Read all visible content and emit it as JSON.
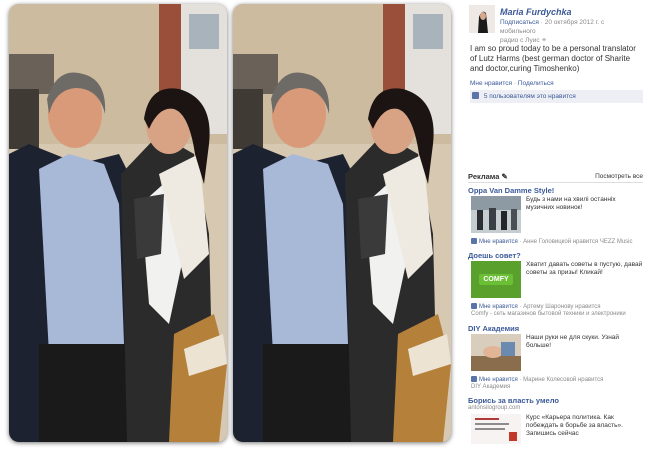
{
  "post": {
    "author": "Maria Furdychka",
    "subscribe": "Подписаться",
    "meta": "· 20 октября 2012 г. с мобильного",
    "meta2": "радио с Луис",
    "text": "I am so proud today to be a personal translator of Lutz Harms (best german doctor of Sharite and doctor,curing Timoshenko)",
    "like_link": "Мне нравится",
    "share_link": "Поделиться",
    "likes_count": "5 пользователям это нравится"
  },
  "ads": {
    "title": "Реклама",
    "more": "Посмотреть все",
    "items": [
      {
        "title": "Oppa Van Damme Style!",
        "text": "Будь з нами на хвилі останніх музичних новинок!",
        "like_label": "Мне нравится",
        "like_note": " · Анне Головицкой нравится ЧЕZZ Music",
        "sub": ""
      },
      {
        "title": "Доешь совет?",
        "text": "Хватит давать советы в пустую, давай советы за призы! Кликай!",
        "like_label": "Мне нравится",
        "like_note": " · Артему Шаронову нравится",
        "sub": "Comfy - сеть магазинов бытовой техники и электроники",
        "logo": "COMFY"
      },
      {
        "title": "DIY Академия",
        "text": "Наши руки не для скуки. Узнай больше!",
        "like_label": "Мне нравится",
        "like_note": " · Марине Колесовой нравится",
        "sub": "DIY Академия"
      },
      {
        "title": "Борись за власть умело",
        "domain": "antonsilogroup.com",
        "text": "Курс «Карьера политика. Как побеждать в борьбе за власть». Запишись сейчас"
      }
    ]
  },
  "colors": {
    "link": "#3b5998",
    "likes_bg": "#edeff4",
    "comfy": "#5aa02c"
  }
}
—————
▸ **Exercise details**: Gather each line that holds "title".

▸ **Response to the exercise**:
    "title": "Реклама",
        "title": "Oppa Van Damme Style!",
        "title": "Доешь совет?",
        "title": "DIY Академия",
        "title": "Борись за власть умело",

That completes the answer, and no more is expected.